# ФРАГМЕНТ ТЕКСТА:
# # # # #
Так и проходила жизнь этих людей в соответствии с суровыми военно-тыловыми буднями, пока не случилась беда. Война является тяжелым испытанием для страны и народа. Лучшие сыны нации на полях сражений отдавали свои жизни, становились калеками, защищая честь и достоинство своей страны, своего края, города, села А в это время в тылу свирепствовала криминальная мразь, жируя и наслаждаясь жизнью за счет измотанного войной народа. Вот и в Канске в военное лихолетье расплодились и хозяйничали банды всевозможных «Налимов», «Чучей», «Красавчиков» и «Мирончиков». В ночное время город был в их власти. По утрам по городу разносились вести: где кого убили или ограбили. И никто не был застрахован от криминального произвола. В один из осенних дней 1943 года мы с мамой возвращались домой после ее работы. У нашего подъезда мы увидели необычно много людей - соседей, просто знакомых, милиционеров в форме и с собаками. На крыльце бился в истерике и рыданьях Юра Окладников. Он в этот день никуда не ездил с бригадой, потому из филармонии вернулся рано. Дверь была не запертой, вопреки установленному порядку, и открыта. С тревогой и беспокойством он вошел в квартиру и увидел на кухне Графиню и Виктора Изаксона. Они сидели за столом, словно спали, положив головы на руки. Они были мертвы. У Графини был раскроен череп. Виктор был убит ножом прямо в сердце, умер мгновенно - видимо удар был профессиональным. На полу валялась разбитая вдребезги скрипка, аккордеона нигде не было… В комнатах все было перевернуто, бандиты что-то искали, некоторые вещи тоже исчезли. Наверно они думали, что раз хозяйка Графиня, то у нее должно быть какое-то богатство, его-то они и искали. Они среди бела дня поленом вышибли оконную раму и через окно проникли в квартиру. Они действовали нагло, стремительно. Увидев в квартире хозяйку и ее гостя, они, не задумываясь, мгновенно обоих убили. Видимо Графиня и Виктор настолько были в шоке, что ни предпринять что-либо, ни сообразить не успели. Обыскав все в квартире, бандиты забрали аккордеон, а скрипку просто разбили в знак презрения к буржуйскому инструменту. Ходили потом слухи, что их поймали и вроде бы отправили на передовую в составе штрафбата кровью искупать вину. По другим слухам выходило, что их якобы судили скоротечным народным судом и расстреляли. Теперь об этом уже и не узнать.
# # # # #
# ИСХОДНЫЕ ДАННЫЕ:
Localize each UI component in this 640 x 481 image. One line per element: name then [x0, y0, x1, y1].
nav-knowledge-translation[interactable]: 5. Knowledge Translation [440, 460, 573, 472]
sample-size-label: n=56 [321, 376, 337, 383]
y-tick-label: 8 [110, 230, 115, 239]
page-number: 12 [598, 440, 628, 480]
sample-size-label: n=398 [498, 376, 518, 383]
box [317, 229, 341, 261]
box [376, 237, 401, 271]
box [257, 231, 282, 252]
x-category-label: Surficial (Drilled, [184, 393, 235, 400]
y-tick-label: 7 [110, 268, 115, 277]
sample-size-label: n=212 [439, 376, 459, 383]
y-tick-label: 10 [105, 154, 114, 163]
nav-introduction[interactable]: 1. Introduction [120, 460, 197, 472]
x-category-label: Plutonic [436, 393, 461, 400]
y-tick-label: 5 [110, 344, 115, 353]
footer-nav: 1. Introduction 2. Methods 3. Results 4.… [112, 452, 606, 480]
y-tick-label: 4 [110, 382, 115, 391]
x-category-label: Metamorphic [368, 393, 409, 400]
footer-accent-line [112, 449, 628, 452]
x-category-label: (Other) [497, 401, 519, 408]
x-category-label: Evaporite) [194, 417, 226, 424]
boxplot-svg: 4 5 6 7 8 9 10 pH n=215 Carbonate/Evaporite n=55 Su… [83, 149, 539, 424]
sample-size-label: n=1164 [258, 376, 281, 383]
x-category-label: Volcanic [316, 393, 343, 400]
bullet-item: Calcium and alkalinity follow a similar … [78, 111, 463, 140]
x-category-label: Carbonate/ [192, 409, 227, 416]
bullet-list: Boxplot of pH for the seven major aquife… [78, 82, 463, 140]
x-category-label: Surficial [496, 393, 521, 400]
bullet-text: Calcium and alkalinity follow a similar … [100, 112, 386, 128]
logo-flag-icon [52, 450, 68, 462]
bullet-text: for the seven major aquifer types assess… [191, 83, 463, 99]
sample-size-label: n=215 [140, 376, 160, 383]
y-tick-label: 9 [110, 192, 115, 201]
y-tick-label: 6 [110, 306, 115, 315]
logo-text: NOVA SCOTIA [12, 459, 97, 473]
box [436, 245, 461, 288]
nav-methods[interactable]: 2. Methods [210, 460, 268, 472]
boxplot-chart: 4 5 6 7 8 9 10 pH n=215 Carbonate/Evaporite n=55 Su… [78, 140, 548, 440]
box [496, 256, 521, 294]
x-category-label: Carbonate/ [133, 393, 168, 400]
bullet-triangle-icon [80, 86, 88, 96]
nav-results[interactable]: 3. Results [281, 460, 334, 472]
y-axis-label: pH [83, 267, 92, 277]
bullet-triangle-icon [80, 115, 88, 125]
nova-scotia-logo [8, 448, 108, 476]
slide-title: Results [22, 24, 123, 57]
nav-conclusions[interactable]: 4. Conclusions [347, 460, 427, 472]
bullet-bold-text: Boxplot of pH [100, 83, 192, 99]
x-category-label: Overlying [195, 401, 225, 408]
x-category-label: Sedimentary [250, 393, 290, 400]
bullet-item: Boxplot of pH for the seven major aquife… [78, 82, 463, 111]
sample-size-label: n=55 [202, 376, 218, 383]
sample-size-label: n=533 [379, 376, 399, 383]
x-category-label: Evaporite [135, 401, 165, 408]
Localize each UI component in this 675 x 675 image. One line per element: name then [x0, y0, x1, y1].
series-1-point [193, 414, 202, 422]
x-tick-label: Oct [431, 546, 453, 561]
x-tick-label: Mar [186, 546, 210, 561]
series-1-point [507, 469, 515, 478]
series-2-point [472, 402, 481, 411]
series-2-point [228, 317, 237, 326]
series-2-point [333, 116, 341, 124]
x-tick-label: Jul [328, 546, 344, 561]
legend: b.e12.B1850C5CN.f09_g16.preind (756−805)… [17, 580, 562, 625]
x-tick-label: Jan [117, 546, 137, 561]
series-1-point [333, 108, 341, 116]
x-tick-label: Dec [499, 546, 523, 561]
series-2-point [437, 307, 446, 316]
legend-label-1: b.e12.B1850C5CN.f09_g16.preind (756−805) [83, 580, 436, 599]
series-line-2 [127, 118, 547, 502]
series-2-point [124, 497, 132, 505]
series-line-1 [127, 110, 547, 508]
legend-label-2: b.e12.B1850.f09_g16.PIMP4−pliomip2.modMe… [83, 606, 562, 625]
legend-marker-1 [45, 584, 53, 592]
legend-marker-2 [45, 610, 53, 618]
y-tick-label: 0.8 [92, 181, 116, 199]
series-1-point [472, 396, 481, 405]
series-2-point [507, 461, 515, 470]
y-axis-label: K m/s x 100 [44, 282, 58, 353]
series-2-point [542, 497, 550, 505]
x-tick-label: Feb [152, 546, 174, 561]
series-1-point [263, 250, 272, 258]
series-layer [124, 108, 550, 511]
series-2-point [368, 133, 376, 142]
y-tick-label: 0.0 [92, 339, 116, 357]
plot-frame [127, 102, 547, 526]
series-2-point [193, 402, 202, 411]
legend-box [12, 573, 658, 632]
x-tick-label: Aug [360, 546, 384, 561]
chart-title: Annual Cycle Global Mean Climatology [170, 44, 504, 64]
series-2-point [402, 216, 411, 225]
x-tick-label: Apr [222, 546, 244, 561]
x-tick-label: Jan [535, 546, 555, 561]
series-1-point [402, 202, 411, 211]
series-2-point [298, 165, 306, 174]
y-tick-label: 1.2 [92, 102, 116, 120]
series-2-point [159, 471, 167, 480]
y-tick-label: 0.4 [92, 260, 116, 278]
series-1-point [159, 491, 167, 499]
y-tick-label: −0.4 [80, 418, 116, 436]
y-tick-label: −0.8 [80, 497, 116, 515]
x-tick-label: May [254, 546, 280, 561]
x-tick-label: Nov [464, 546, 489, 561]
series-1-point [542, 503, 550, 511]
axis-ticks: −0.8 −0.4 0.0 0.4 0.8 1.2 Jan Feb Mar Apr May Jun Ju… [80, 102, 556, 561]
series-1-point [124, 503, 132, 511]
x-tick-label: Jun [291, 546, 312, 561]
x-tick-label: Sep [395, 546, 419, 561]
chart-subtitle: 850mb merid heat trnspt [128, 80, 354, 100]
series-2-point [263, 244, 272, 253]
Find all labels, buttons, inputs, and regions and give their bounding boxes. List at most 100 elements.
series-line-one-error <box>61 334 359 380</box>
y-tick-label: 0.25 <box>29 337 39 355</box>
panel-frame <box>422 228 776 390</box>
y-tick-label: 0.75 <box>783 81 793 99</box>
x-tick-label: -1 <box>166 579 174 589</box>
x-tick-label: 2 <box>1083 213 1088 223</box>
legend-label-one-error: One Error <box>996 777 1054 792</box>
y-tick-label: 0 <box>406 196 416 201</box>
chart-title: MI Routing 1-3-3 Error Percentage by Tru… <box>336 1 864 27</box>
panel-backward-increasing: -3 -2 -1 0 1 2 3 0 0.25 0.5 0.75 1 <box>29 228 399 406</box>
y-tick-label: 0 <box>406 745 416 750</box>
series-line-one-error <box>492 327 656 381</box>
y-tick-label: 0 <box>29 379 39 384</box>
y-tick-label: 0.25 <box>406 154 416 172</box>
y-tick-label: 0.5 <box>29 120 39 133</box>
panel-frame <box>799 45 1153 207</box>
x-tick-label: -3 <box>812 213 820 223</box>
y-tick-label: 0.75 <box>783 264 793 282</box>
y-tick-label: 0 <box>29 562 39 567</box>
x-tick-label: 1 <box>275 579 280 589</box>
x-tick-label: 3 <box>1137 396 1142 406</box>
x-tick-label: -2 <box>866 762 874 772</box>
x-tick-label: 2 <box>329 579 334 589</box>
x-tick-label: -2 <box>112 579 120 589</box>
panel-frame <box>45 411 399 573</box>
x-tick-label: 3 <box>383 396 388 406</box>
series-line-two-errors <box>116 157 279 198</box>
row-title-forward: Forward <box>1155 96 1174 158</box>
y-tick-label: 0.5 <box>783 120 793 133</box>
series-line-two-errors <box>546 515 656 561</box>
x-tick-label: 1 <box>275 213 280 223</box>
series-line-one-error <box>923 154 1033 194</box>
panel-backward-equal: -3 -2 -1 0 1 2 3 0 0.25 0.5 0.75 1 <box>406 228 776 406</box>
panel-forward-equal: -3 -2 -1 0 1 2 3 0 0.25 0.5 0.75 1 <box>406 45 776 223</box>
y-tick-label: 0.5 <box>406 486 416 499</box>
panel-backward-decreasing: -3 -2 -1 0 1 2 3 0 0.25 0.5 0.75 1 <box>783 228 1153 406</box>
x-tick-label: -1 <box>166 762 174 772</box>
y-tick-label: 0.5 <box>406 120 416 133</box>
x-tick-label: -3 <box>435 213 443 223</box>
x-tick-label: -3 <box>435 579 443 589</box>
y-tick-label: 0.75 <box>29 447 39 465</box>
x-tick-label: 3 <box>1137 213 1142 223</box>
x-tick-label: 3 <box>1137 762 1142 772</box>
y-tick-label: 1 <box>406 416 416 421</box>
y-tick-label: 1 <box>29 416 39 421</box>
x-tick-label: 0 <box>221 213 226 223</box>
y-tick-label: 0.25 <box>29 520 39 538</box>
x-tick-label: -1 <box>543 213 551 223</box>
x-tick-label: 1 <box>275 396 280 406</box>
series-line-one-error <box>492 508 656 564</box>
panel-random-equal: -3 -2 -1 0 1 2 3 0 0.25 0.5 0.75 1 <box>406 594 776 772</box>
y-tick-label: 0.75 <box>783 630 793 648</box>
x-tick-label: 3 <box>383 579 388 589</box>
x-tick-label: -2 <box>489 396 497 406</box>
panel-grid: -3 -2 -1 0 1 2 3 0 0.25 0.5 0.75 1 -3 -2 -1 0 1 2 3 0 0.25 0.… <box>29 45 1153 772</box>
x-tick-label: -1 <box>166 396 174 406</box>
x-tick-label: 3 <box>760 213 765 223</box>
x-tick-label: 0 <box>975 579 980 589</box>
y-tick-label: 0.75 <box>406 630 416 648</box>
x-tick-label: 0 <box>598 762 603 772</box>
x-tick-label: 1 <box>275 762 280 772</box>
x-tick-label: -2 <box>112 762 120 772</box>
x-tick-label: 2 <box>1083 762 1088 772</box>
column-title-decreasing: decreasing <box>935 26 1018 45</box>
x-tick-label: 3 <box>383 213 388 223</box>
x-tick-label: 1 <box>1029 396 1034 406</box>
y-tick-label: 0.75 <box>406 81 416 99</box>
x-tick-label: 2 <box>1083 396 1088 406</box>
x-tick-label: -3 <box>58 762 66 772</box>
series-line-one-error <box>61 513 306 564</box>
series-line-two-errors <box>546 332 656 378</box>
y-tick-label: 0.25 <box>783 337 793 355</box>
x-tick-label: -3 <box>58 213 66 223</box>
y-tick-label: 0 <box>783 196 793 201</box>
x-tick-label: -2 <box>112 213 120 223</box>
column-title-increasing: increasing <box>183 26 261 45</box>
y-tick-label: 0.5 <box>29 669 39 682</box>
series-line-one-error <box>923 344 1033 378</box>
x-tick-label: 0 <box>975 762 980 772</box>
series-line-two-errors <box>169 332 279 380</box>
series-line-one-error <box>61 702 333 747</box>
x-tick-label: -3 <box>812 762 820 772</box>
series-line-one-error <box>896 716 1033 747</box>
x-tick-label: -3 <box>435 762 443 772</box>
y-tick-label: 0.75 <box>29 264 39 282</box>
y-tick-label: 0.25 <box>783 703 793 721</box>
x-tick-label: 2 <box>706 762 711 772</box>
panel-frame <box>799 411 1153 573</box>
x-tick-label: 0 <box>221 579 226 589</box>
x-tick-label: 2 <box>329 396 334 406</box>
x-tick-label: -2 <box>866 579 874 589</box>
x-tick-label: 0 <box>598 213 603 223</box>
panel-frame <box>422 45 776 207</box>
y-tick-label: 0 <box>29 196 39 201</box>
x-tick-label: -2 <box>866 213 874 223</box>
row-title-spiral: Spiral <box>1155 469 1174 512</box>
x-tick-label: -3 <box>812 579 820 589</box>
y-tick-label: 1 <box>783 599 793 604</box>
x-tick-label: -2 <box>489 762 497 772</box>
# # # # #
# ЧТО НУЖНО СДЕЛАТЬ:
Перескажите фрагмент текста о военном Канске в двух предложениях.

# ВАШ ОТВЕТ:
Во время войны в Канске хозяйничали банды, и осенью 1943 года грабители среди бела дня проникли через окно в квартиру Графини, убили ее и Виктора Изаксона, разбили скрипку и забрали аккордеон. По слухам, бандитов поймали и то ли отправили на передовую в штрафбат, то ли расстреляли по приговору народного суда, но теперь об этом уже не узнать.